Text under study:
-- -- --
That's the question everybody around here is asking right now. I can understand how somebody could steal huge amounts of money and get away with it in a big-city or big-corporate environment simply because it's easy to disappear into the crowd. But this is a small-town area -- there's no city around here with more than 8500 people, and the entire county has a population of less than 40,000. It's impossible to go about your daily business here without interacting closely with people who know you, know your family, know your family's family, and on and on.

And yet, despite the fact that this guy did not inherit wealth, did not marry wealth, and ran a handful of shoestring businesses while living a lavish life, nobody ever seems to have seriously questioned where he got his cash. He's an elderly, upper-middle-class white man, so nobody could ever possibly think "drug dealer" or "social leech," and he was seen with all the Right People, lived in all the Right Neighborhoods, and said all the Right Things often enough that people were just willing to assume he was on the square simplu because he looked and acted the part.

Call it "benefit of the doubt" or "willing suspension of disbelief," but either way he got away with it by cold-bloodedly lying to everyone he interacted with and counting on the power of his social position to deflect any unwanted inquiries. When the tumbrels finally roll, it's people like this who'll be the first ones rounded up.

The latest estimates are that of all the money raised by this organization in the past thirteen years, over half of it went into this man's pocket. Over *half.* And nobody said a word, nobody ever questioned, nobody ever dared to think that something wasn't right.

When did we, as a people, become such a race of complete and utter chumps?
-- -- --
Aim of the task:
Copy the piece about the small-town money scandal word for word, beginning at the words that have "The latest estimates" and stopping after "and utter chumps?". The lines play no part in this.

Stored data:
-- -- --
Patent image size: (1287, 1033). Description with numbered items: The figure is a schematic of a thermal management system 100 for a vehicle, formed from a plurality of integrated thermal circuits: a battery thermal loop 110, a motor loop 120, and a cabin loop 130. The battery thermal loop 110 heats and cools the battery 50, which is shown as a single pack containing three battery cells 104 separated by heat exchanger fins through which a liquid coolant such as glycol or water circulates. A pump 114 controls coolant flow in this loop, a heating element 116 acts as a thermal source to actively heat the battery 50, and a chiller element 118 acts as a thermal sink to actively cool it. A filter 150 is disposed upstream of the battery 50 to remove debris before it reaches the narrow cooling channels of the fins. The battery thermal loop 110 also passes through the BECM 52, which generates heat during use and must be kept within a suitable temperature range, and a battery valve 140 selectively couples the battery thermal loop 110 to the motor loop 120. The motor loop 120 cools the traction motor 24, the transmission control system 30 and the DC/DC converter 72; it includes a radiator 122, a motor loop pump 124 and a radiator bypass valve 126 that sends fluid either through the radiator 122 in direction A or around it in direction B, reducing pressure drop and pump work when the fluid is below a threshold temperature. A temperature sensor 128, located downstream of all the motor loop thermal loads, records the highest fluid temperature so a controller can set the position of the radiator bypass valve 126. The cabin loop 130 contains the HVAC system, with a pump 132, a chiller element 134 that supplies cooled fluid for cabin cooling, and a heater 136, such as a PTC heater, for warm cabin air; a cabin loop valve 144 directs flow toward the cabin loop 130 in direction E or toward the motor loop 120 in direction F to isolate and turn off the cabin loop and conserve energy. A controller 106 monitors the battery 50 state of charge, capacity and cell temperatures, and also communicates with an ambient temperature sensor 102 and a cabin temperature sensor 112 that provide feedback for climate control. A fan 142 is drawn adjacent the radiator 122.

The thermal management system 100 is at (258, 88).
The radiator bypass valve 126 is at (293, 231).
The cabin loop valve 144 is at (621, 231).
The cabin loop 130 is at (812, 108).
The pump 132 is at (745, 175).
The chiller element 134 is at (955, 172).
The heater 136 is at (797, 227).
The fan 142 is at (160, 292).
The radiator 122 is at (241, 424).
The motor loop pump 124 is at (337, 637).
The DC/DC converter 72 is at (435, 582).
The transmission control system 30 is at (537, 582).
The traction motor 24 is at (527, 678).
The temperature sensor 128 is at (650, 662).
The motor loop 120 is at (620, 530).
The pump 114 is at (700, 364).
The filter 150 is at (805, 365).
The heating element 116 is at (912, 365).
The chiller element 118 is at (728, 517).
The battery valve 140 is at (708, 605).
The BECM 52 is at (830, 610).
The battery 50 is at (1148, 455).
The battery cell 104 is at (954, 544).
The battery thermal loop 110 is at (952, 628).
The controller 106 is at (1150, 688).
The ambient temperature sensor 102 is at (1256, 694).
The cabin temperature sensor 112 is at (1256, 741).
-- -- --
Task solution:
The latest estimates are that of all the money raised by this organization in the past thirteen years, over half of it went into this man's pocket. Over *half.* And nobody said a word, nobody ever questioned, nobody ever dared to think that something wasn't right.

When did we, as a people, become such a race of complete and utter chumps?